WHAT IS ASKED:
Locate each line of the material that contains "devient", then return it.

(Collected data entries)
+++

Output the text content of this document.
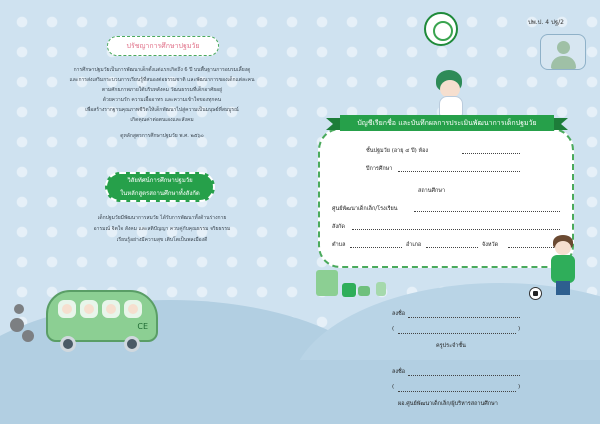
ปรัชญาการศึกษาปฐมวัย
การศึกษาปฐมวัยเป็นการพัฒนาเด็กตั้งแต่แรกเกิดถึง 6 ปี บนพื้นฐานการอบรมเลี้ยงดู
และการส่งเสริมกระบวนการเรียนรู้ที่สนองต่อธรรมชาติ และพัฒนาการของเด็กแต่ละคน
ตามศักยภาพภายใต้บริบทสังคม วัฒนธรรมที่เด็กอาศัยอยู่
ด้วยความรัก ความเอื้ออาทร และความเข้าใจของทุกคน
เพื่อสร้างรากฐานคุณภาพชีวิตให้เด็กพัฒนาไปสู่ความเป็นมนุษย์ที่สมบูรณ์
เกิดคุณค่าต่อตนเองและสังคม
ดูหลักสูตรการศึกษาปฐมวัย พ.ศ. ๒๕๖๐
วิสัยทัศน์การศึกษาปฐมวัย
ในหลักสูตรสถานศึกษาทั้งสังกัด
เด็กปฐมวัยมีพัฒนาการสมวัย ได้รับการพัฒนาทั้งด้านร่างกาย
อารมณ์ จิตใจ สังคม และสติปัญญา ควบคู่กับคุณธรรม จริยธรรม
เรียนรู้อย่างมีความสุข เติบโตเป็นพลเมืองดี
CE
ปพ.ป. 4 ปฐ/2
บัญชีเรียกชื่อ และบันทึกผลการประเมินพัฒนาการเด็กปฐมวัย
ชั้นปฐมวัย (อายุ ๔ ปี) ห้อง
ปีการศึกษา
สถานศึกษา
ศูนย์พัฒนาเด็กเล็ก/โรงเรียน
สังกัด
ตำบล	อำเภอ	จังหวัด
ลงชื่อ
(	)
ครูประจำชั้น
ลงชื่อ
(	)
ผอ.ศูนย์พัฒนาเด็กเล็ก/ผู้บริหารสถานศึกษา
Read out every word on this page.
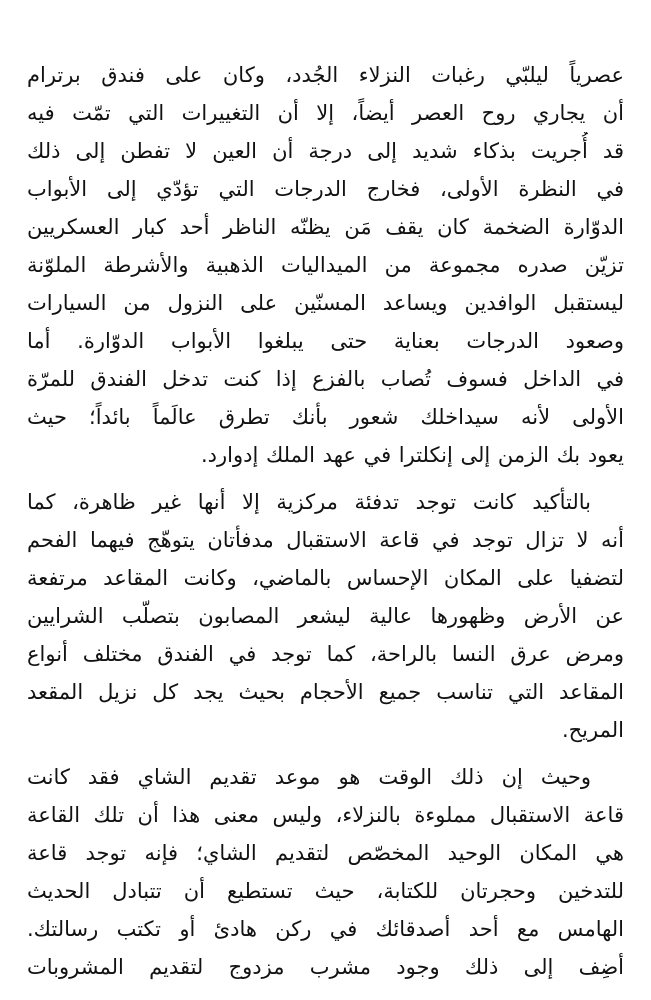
عصرياً ليلبّي رغبات النزلاء الجُدد، وكان على فندق برترام
أن يجاري روح العصر أيضاً، إلا أن التغييرات التي تمّت فيه
قد أُجريت بذكاء شديد إلى درجة أن العين لا تفطن إلى ذلك
في النظرة الأولى، فخارج الدرجات التي تؤدّي إلى الأبواب
الدوّارة الضخمة كان يقف مَن يظنّه الناظر أحد كبار العسكريين
تزيّن صدره مجموعة من الميداليات الذهبية والأشرطة الملوّنة
ليستقبل الوافدين ويساعد المسنّين على النزول من السيارات
وصعود الدرجات بعناية حتى يبلغوا الأبواب الدوّارة. أما
في الداخل فسوف تُصاب بالفزع إذا كنت تدخل الفندق للمرّة
الأولى لأنه سيداخلك شعور بأنك تطرق عالَماً بائداً؛ حيث
يعود بك الزمن إلى إنكلترا في عهد الملك إدوارد.
بالتأكيد كانت توجد تدفئة مركزية إلا أنها غير ظاهرة، كما
أنه لا تزال توجد في قاعة الاستقبال مدفأتان يتوهّج فيهما الفحم
لتضفيا على المكان الإحساس بالماضي، وكانت المقاعد مرتفعة
عن الأرض وظهورها عالية ليشعر المصابون بتصلّب الشرايين
ومرض عرق النسا بالراحة، كما توجد في الفندق مختلف أنواع
المقاعد التي تناسب جميع الأحجام بحيث يجد كل نزيل المقعد
المريح.
وحيث إن ذلك الوقت هو موعد تقديم الشاي فقد كانت
قاعة الاستقبال مملوءة بالنزلاء، وليس معنى هذا أن تلك القاعة
هي المكان الوحيد المخصّص لتقديم الشاي؛ فإنه توجد قاعة
للتدخين وحجرتان للكتابة، حيث تستطيع أن تتبادل الحديث
الهامس مع أحد أصدقائك في ركن هادئ أو تكتب رسالتك.
أضِف إلى ذلك وجود مشرب مزدوج لتقديم المشروبات
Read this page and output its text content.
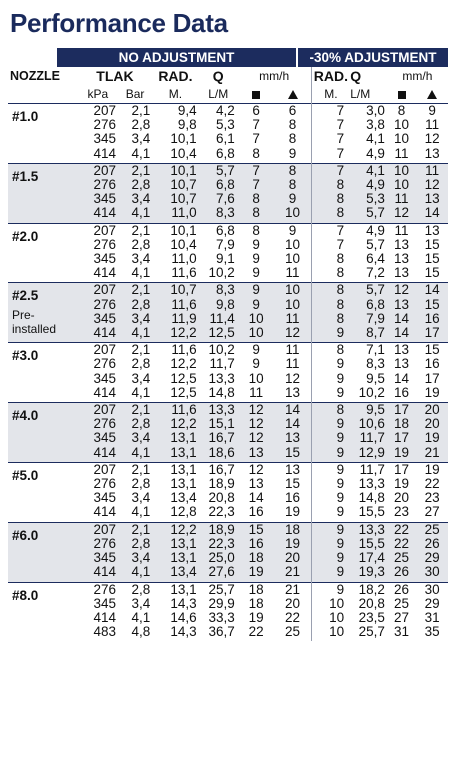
Performance Data
NO ADJUSTMENT	-30% ADJUSTMENT
NOZZLE	TLAK		RAD.	Q	mm/h		RAD.	Q	mm/h	
	kPa	Bar	M.	L/M			M.	L/M		

#1.0	207	2,1	9,4	4,2	6	6	7	3,0	8	9
	276	2,8	9,8	5,3	7	8	7	3,8	10	11
	345	3,4	10,1	6,1	7	8	7	4,1	10	12
	414	4,1	10,4	6,8	8	9	7	4,9	11	13

#1.5	207	2,1	10,1	5,7	7	8	7	4,1	10	11
	276	2,8	10,7	6,8	7	8	8	4,9	10	12
	345	3,4	10,7	7,6	8	9	8	5,3	11	13
	414	4,1	11,0	8,3	8	10	8	5,7	12	14

#2.0	207	2,1	10,1	6,8	8	9	7	4,9	11	13
	276	2,8	10,4	7,9	9	10	7	5,7	13	15
	345	3,4	11,0	9,1	9	10	8	6,4	13	15
	414	4,1	11,6	10,2	9	11	8	7,2	13	15

#2.5
Pre-installed	207	2,1	10,7	8,3	9	10	8	5,7	12	14
	276	2,8	11,6	9,8	9	10	8	6,8	13	15
	345	3,4	11,9	11,4	10	11	8	7,9	14	16
	414	4,1	12,2	12,5	10	12	9	8,7	14	17

#3.0	207	2,1	11,6	10,2	9	11	8	7,1	13	15
	276	2,8	12,2	11,7	9	11	9	8,3	13	16
	345	3,4	12,5	13,3	10	12	9	9,5	14	17
	414	4,1	12,5	14,8	11	13	9	10,2	16	19

#4.0	207	2,1	11,6	13,3	12	14	8	9,5	17	20
	276	2,8	12,2	15,1	12	14	9	10,6	18	20
	345	3,4	13,1	16,7	12	13	9	11,7	17	19
	414	4,1	13,1	18,6	13	15	9	12,9	19	21

#5.0	207	2,1	13,1	16,7	12	13	9	11,7	17	19
	276	2,8	13,1	18,9	13	15	9	13,3	19	22
	345	3,4	13,4	20,8	14	16	9	14,8	20	23
	414	4,1	12,8	22,3	16	19	9	15,5	23	27

#6.0	207	2,1	12,2	18,9	15	18	9	13,3	22	25
	276	2,8	13,1	22,3	16	19	9	15,5	22	26
	345	3,4	13,1	25,0	18	20	9	17,4	25	29
	414	4,1	13,4	27,6	19	21	9	19,3	26	30

#8.0	276	2,8	13,1	25,7	18	21	9	18,2	26	30
	345	3,4	14,3	29,9	18	20	10	20,8	25	29
	414	4,1	14,6	33,3	19	22	10	23,5	27	31
	483	4,8	14,3	36,7	22	25	10	25,7	31	35
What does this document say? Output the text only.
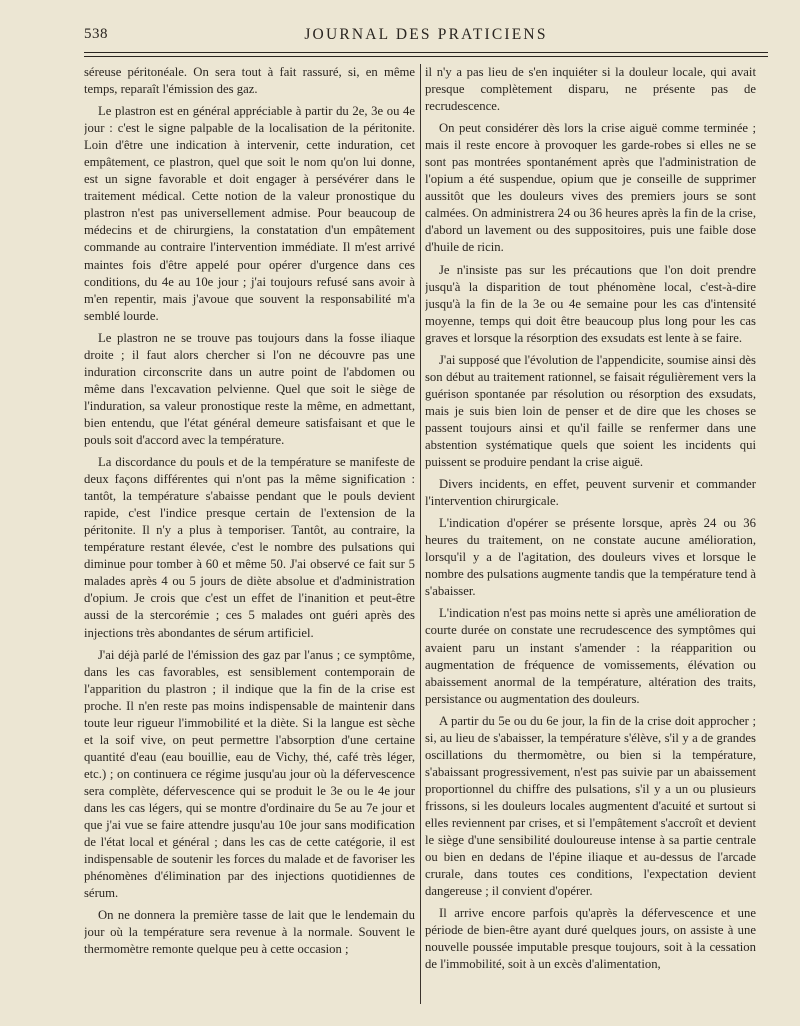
538	JOURNAL DES PRATICIENS

séreuse péritonéale. On sera tout à fait rassuré, si, en même temps, reparaît l'émission des gaz.

Le plastron est en général appréciable à partir du 2e, 3e ou 4e jour : c'est le signe palpable de la localisation de la péritonite. Loin d'être une indication à intervenir, cette induration, cet empâtement, ce plastron, quel que soit le nom qu'on lui donne, est un signe favorable et doit engager à persévérer dans le traitement médical. Cette notion de la valeur pronostique du plastron n'est pas universellement admise. Pour beaucoup de médecins et de chirurgiens, la constatation d'un empâtement commande au contraire l'intervention immédiate. Il m'est arrivé maintes fois d'être appelé pour opérer d'urgence dans ces conditions, du 4e au 10e jour ; j'ai toujours refusé sans avoir à m'en repentir, mais j'avoue que souvent la responsabilité m'a semblé lourde.

Le plastron ne se trouve pas toujours dans la fosse iliaque droite ; il faut alors chercher si l'on ne découvre pas une induration circonscrite dans un autre point de l'abdomen ou même dans l'excavation pelvienne. Quel que soit le siège de l'induration, sa valeur pronostique reste la même, en admettant, bien entendu, que l'état général demeure satisfaisant et que le pouls soit d'accord avec la température.

La discordance du pouls et de la température se manifeste de deux façons différentes qui n'ont pas la même signification : tantôt, la température s'abaisse pendant que le pouls devient rapide, c'est l'indice presque certain de l'extension de la péritonite. Il n'y a plus à temporiser. Tantôt, au contraire, la température restant élevée, c'est le nombre des pulsations qui diminue pour tomber à 60 et même 50. J'ai observé ce fait sur 5 malades après 4 ou 5 jours de diète absolue et d'administration d'opium. Je crois que c'est un effet de l'inanition et peut-être aussi de la stercorémie ; ces 5 malades ont guéri après des injections très abondantes de sérum artificiel.

J'ai déjà parlé de l'émission des gaz par l'anus ; ce symptôme, dans les cas favorables, est sensiblement contemporain de l'apparition du plastron ; il indique que la fin de la crise est proche. Il n'en reste pas moins indispensable de maintenir dans toute leur rigueur l'immobilité et la diète. Si la langue est sèche et la soif vive, on peut permettre l'absorption d'une certaine quantité d'eau (eau bouillie, eau de Vichy, thé, café très léger, etc.) ; on continuera ce régime jusqu'au jour où la défervescence sera complète, défervescence qui se produit le 3e ou le 4e jour dans les cas légers, qui se montre d'ordinaire du 5e au 7e jour et que j'ai vue se faire attendre jusqu'au 10e jour sans modification de l'état local et général ; dans les cas de cette catégorie, il est indispensable de soutenir les forces du malade et de favoriser les phénomènes d'élimination par des injections quotidiennes de sérum.

On ne donnera la première tasse de lait que le lendemain du jour où la température sera revenue à la normale. Souvent le thermomètre remonte quelque peu à cette occasion ;

il n'y a pas lieu de s'en inquiéter si la douleur locale, qui avait presque complètement disparu, ne présente pas de recrudescence.

On peut considérer dès lors la crise aiguë comme terminée ; mais il reste encore à provoquer les garde-robes si elles ne se sont pas montrées spontanément après que l'administration de l'opium a été suspendue, opium que je conseille de supprimer aussitôt que les douleurs vives des premiers jours se sont calmées. On administrera 24 ou 36 heures après la fin de la crise, d'abord un lavement ou des suppositoires, puis une faible dose d'huile de ricin.

Je n'insiste pas sur les précautions que l'on doit prendre jusqu'à la disparition de tout phénomène local, c'est-à-dire jusqu'à la fin de la 3e ou 4e semaine pour les cas d'intensité moyenne, temps qui doit être beaucoup plus long pour les cas graves et lorsque la résorption des exsudats est lente à se faire.

J'ai supposé que l'évolution de l'appendicite, soumise ainsi dès son début au traitement rationnel, se faisait régulièrement vers la guérison spontanée par résolution ou résorption des exsudats, mais je suis bien loin de penser et de dire que les choses se passent toujours ainsi et qu'il faille se renfermer dans une abstention systématique quels que soient les incidents qui puissent se produire pendant la crise aiguë.

Divers incidents, en effet, peuvent survenir et commander l'intervention chirurgicale.

L'indication d'opérer se présente lorsque, après 24 ou 36 heures du traitement, on ne constate aucune amélioration, lorsqu'il y a de l'agitation, des douleurs vives et lorsque le nombre des pulsations augmente tandis que la température tend à s'abaisser.

L'indication n'est pas moins nette si après une amélioration de courte durée on constate une recrudescence des symptômes qui avaient paru un instant s'amender : la réapparition ou augmentation de fréquence de vomissements, élévation ou abaissement anormal de la température, altération des traits, persistance ou augmentation des douleurs.

A partir du 5e ou du 6e jour, la fin de la crise doit approcher ; si, au lieu de s'abaisser, la température s'élève, s'il y a de grandes oscillations du thermomètre, ou bien si la température, s'abaissant progressivement, n'est pas suivie par un abaissement proportionnel du chiffre des pulsations, s'il y a un ou plusieurs frissons, si les douleurs locales augmentent d'acuité et surtout si elles reviennent par crises, et si l'empâtement s'accroît et devient le siège d'une sensibilité douloureuse intense à sa partie centrale ou bien en dedans de l'épine iliaque et au-dessus de l'arcade crurale, dans toutes ces conditions, l'expectation devient dangereuse ; il convient d'opérer.

Il arrive encore parfois qu'après la défervescence et une période de bien-être ayant duré quelques jours, on assiste à une nouvelle poussée imputable presque toujours, soit à la cessation de l'immobilité, soit à un excès d'alimentation,
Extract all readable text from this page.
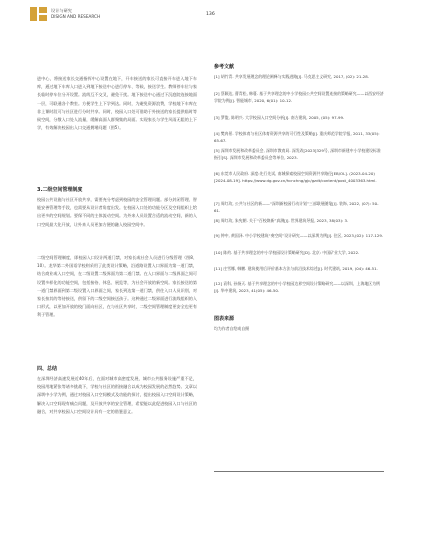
设计与研究
DISIGN AND RESEARCH	136

进中心，将接送家长交通指挥中心设置在地下，开车接送的家长可直接开车进入地下车库，通过地下车库入口进入到地下接送中心进行停车、等候，接送学生。教师停车位与家长临时停车位分开设置。流线互不交叉，避免干扰。地下接送中心通过下沉庭院连接地面一层，可联通各个教室。方便学生上下学到达。同时，为避免资源浪费，学校地下车库在非上课时段可与社区进行分时共享。同时，校园入口处可借助于外接送的家长提供临时等候空间，分散入口处人流量，缓解高面人群聚集的局面。实现家长与学生风雨无阻的上下学，有效解决校园出入口交通拥堵问题（图5）。

3.二级空间管理制度

校园公共设施与社区开放共享，需要充分考虑到校园的安全管理问题。部分封闭管理、智能安善管理等手段，也需要从设计者角度出发。在校园入口处的功能分区及空间组织上给出更多的空间规划。要保不同的主体流动空间。为外来人员设置合适的流动空间，新的入口空间最大化开放，让外来人员更加方便的融入校园空间中。

二级空间管理制度，即校园入口设计两道门禁，对家长或社会人员进行分级管理（图8、10）。龙华第二外国语学校则采用了此类设计策略，沿道路设置入口界面为第一道门禁，结合商业或入口空间，在二级设置二级界面为第二道门禁。在入口界面与二级界面之间可设置多样化的功能空间，包括接待、休息、展览等，为社会开放的新空间。家长接送的第一道门禁界面到第二级设置入口界面之间，家长到达第一道门禁，供往入口人员识别，对家长按其的等待接送，供留下的二级空间接送孩子。这种通过二级界面进行流线组织的入口形式，以更加开放的校门面向社区，在与社区共享时，二级空间管理制度更安全也更有利于管理。

四、总结

在深圳经济高速发展近40年后，在面对城市高密度发展，城市公共服务设施严重不足，校园用地紧张等诸多挑战下，学校与社区的衔接融合以成为校园发展的必然趋势。文章以深圳中小学为例，通过对校园入口空间模式及功能的探讨，提出校园入口空间设计策略，解决入口空间现有痛点问题，及开放共享的安全管理，希望能以此促进校园入口与社区的融合，对共享校园入口空间设计具有一定的借鉴意义。

参考文献

[1] 胡竹青. 共享发展理念的理论阐释与实践进路[J]. 马克思主义研究, 2017, (02): 21-28.

[2] 蔡颖达, 曹青松, 韩蔓. 基于共享理念的中小学校园公共空间设置连接的策略研究——以西安经济学院为例[J]. 智能城市, 2020, 6(01): 10-12.

[3] 罗俊, 陈明兴. 大学校园入口空间分析[J]. 南方建筑, 2005, (05): 97-99.

[4] 樊冉景. 学校体育与社区体育资源共享的可行性及策略[J]. 重庆师范学院学报, 2011, 33(05): 65-67.

[5] 深圳市发展和改革委员会, 深圳市教育局. 深发改[2023]329号, 深圳市新建中小学校建设标准指引[S]. 深圳市发展和改革委员会等单位, 2023.

[6] 东莞市人民政府. 深度:先行先试, 南城探索校园空间资源共享路径[EB/OL]. (2023-04-20) [2024-08-19]. https://www.dg.gov.cn/hcnchng/gjc/gzdt/content/post_4003363.html.

[7] 周红玫, 公共与社区的新——“深圳新校园行动计划”三部联展随笔[J]. 装饰, 2022, (07): 50-61.

[8] 周红玫, 朱宪朝. 关于“百校焕新”真测[J]. 世界建筑导报, 2023, 38(03): 3.

[9] 钟中, 黄国泽. 中小学校建筑“奏空间”设计研究——以深圳为例[J]. 住区, 2023,(02): 117-129.

[10] 陈灼. 基于共享理念的中小学校园设计策略研究[D]. 北京: 中国矿业大学, 2022.

[11] 庄雪娜, 韩鹏. 建筑使用后评价基本方法与前沿技术综述[J]. 时代建筑, 2019, (04): 46-51.

[12] 袁科, 孙扬天. 基于共享理念的中小学校园边界空间设计策略研究——以深圳、上海地区为例[J]. 华中建筑, 2023, 41(05): 46-50.

图表来源

均为作者自绘或自摄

+++

SOLUTION TO THE EXERCISE:
La discordance du pouls et de la température se manifeste de deux façons différentes qui n'ont pas la même signification : tantôt, la température s'abaisse pendant que le pouls devient rapide, c'est l'indice presque certain de l'extension de la péritonite. Il n'y a plus à temporiser. Tantôt, au contraire, la température restant élevée, c'est le nombre des pulsations qui diminue pour tomber à 60 et même 50. J'ai observé ce fait sur 5 malades après 4 ou 5 jours de diète absolue et d'administration d'opium. Je crois que c'est un effet de l'inanition et peut-être aussi de la stercorémie ; ces 5 malades ont guéri après des injections très abondantes de sérum artificiel.
A partir du 5e ou du 6e jour, la fin de la crise doit approcher ; si, au lieu de s'abaisser, la température s'élève, s'il y a de grandes oscillations du thermomètre, ou bien si la température, s'abaissant progressivement, n'est pas suivie par un abaissement proportionnel du chiffre des pulsations, s'il y a un ou plusieurs frissons, si les douleurs locales augmentent d'acuité et surtout si elles reviennent par crises, et si l'empâtement s'accroît et devient le siège d'une sensibilité douloureuse intense à sa partie centrale ou bien en dedans de l'épine iliaque et au-dessus de l'arcade crurale, dans toutes ces conditions, l'expectation devient dangereuse ; il convient d'opérer.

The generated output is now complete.